Provided records:
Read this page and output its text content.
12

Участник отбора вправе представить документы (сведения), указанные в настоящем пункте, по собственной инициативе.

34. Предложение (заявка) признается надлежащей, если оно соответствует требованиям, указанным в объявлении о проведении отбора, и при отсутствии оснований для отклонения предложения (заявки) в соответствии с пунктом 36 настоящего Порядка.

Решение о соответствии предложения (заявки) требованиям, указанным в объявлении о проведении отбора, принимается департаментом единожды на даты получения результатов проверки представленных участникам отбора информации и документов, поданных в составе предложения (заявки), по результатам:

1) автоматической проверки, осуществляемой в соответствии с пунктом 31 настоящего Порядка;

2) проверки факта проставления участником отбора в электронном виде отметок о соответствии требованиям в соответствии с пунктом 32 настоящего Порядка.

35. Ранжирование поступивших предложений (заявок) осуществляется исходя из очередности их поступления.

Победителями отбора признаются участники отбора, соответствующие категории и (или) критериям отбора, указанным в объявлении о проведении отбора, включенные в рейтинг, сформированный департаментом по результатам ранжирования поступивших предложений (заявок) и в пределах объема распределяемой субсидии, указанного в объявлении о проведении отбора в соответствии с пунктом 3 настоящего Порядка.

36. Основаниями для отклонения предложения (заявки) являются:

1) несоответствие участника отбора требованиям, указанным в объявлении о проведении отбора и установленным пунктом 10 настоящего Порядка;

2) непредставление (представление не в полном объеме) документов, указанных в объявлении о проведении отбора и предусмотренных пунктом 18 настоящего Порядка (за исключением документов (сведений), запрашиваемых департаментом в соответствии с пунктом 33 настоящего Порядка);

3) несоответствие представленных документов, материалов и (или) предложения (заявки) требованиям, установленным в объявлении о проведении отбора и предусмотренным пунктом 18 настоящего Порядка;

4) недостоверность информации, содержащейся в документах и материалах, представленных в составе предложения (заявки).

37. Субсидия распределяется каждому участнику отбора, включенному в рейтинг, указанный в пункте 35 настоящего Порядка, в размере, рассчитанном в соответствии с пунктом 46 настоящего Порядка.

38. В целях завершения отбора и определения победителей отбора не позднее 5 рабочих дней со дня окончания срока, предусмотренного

What the exercise asks: Each line must be given again exactly as written above.

Finished task:
Read this page and output its text content.
12

Участник отбора вправе представить документы (сведения), указанные в настоящем пункте, по собственной инициативе.

34. Предложение (заявка) признается надлежащей, если оно соответствует требованиям, указанным в объявлении о проведении отбора, и при отсутствии оснований для отклонения предложения (заявки) в соответствии с пунктом 36 настоящего Порядка.

Решение о соответствии предложения (заявки) требованиям, указанным в объявлении о проведении отбора, принимается департаментом единожды на даты получения результатов проверки представленных участникам отбора информации и документов, поданных в составе предложения (заявки), по результатам:

1) автоматической проверки, осуществляемой в соответствии с пунктом 31 настоящего Порядка;

2) проверки факта проставления участником отбора в электронном виде отметок о соответствии требованиям в соответствии с пунктом 32 настоящего Порядка.

35. Ранжирование поступивших предложений (заявок) осуществляется исходя из очередности их поступления.

Победителями отбора признаются участники отбора, соответствующие категории и (или) критериям отбора, указанным в объявлении о проведении отбора, включенные в рейтинг, сформированный департаментом по результатам ранжирования поступивших предложений (заявок) и в пределах объема распределяемой субсидии, указанного в объявлении о проведении отбора в соответствии с пунктом 3 настоящего Порядка.

36. Основаниями для отклонения предложения (заявки) являются:

1) несоответствие участника отбора требованиям, указанным в объявлении о проведении отбора и установленным пунктом 10 настоящего Порядка;

2) непредставление (представление не в полном объеме) документов, указанных в объявлении о проведении отбора и предусмотренных пунктом 18 настоящего Порядка (за исключением документов (сведений), запрашиваемых департаментом в соответствии с пунктом 33 настоящего Порядка);

3) несоответствие представленных документов, материалов и (или) предложения (заявки) требованиям, установленным в объявлении о проведении отбора и предусмотренным пунктом 18 настоящего Порядка;

4) недостоверность информации, содержащейся в документах и материалах, представленных в составе предложения (заявки).

37. Субсидия распределяется каждому участнику отбора, включенному в рейтинг, указанный в пункте 35 настоящего Порядка, в размере, рассчитанном в соответствии с пунктом 46 настоящего Порядка.

38. В целях завершения отбора и определения победителей отбора не позднее 5 рабочих дней со дня окончания срока, предусмотренного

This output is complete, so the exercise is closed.